§ **Exercise goal**:
Look through the records below, count the lines with the word "axis", and reply with only the number.

=== Source records ===

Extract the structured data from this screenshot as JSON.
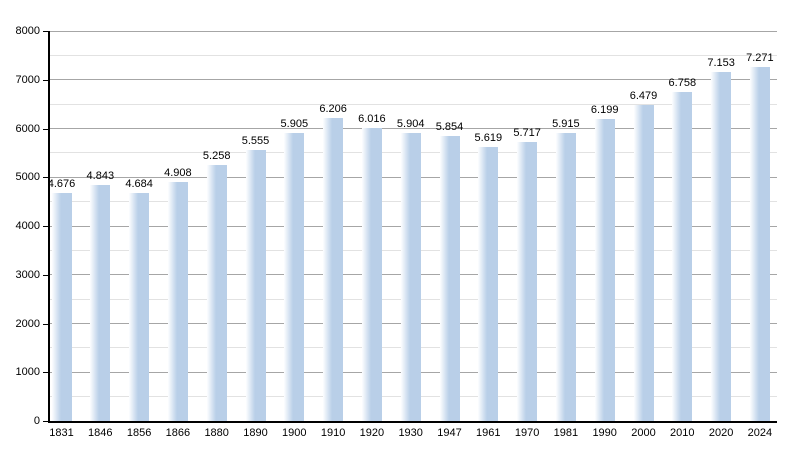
{
  "chart_data": {
    "type": "bar",
    "title": "",
    "xlabel": "",
    "ylabel": "",
    "categories": [
      "1831",
      "1846",
      "1856",
      "1866",
      "1880",
      "1890",
      "1900",
      "1910",
      "1920",
      "1930",
      "1947",
      "1961",
      "1970",
      "1981",
      "1990",
      "2000",
      "2010",
      "2020",
      "2024"
    ],
    "values": [
      4676,
      4843,
      4684,
      4908,
      5258,
      5555,
      5905,
      6206,
      6016,
      5904,
      5854,
      5619,
      5717,
      5915,
      6199,
      6479,
      6758,
      7153,
      7271
    ],
    "value_labels": [
      "4.676",
      "4.843",
      "4.684",
      "4.908",
      "5.258",
      "5.555",
      "5.905",
      "6.206",
      "6.016",
      "5.904",
      "5.854",
      "5.619",
      "5.717",
      "5.915",
      "6.199",
      "6.479",
      "6.758",
      "7.153",
      "7.271"
    ],
    "ylim": [
      0,
      8000
    ],
    "yticks": [
      0,
      1000,
      2000,
      3000,
      4000,
      5000,
      6000,
      7000,
      8000
    ],
    "ytick_labels": [
      "0",
      "1000",
      "2000",
      "3000",
      "4000",
      "5000",
      "6000",
      "7000",
      "8000"
    ],
    "minor_gridline_step": 500,
    "grid": true,
    "legend": false,
    "colors": {
      "bar_fill": "#b9cfe8",
      "bar_fill_gradient_start": "#fdfeff",
      "gridline_major": "#a6a6a6",
      "gridline_minor": "#e2e2e2",
      "axis": "#000000",
      "text": "#000000",
      "background": "#ffffff"
    }
  }
}
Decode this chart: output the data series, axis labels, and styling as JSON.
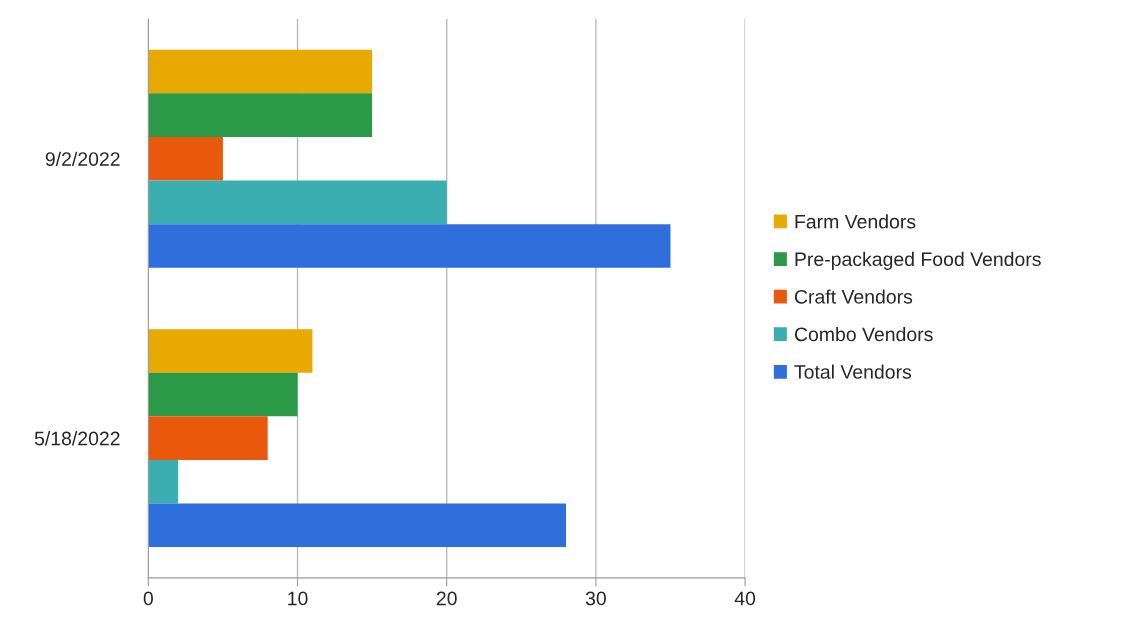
{
  "chart_data": {
    "type": "bar",
    "orientation": "horizontal",
    "categories": [
      "9/2/2022",
      "5/18/2022"
    ],
    "series": [
      {
        "name": "Farm Vendors",
        "color": "#e8a900",
        "values": [
          15,
          11
        ]
      },
      {
        "name": "Pre-packaged Food Vendors",
        "color": "#2a9a48",
        "values": [
          15,
          10
        ]
      },
      {
        "name": "Craft Vendors",
        "color": "#e8590c",
        "values": [
          5,
          8
        ]
      },
      {
        "name": "Combo Vendors",
        "color": "#3aaeb0",
        "values": [
          20,
          2
        ]
      },
      {
        "name": "Total Vendors",
        "color": "#2f6fdc",
        "values": [
          35,
          28
        ]
      }
    ],
    "xlim": [
      0,
      40
    ],
    "xticks": [
      0,
      10,
      20,
      30,
      40
    ],
    "grid": "x",
    "legend": "right"
  }
}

===

§ **Answer for this exercise**:
2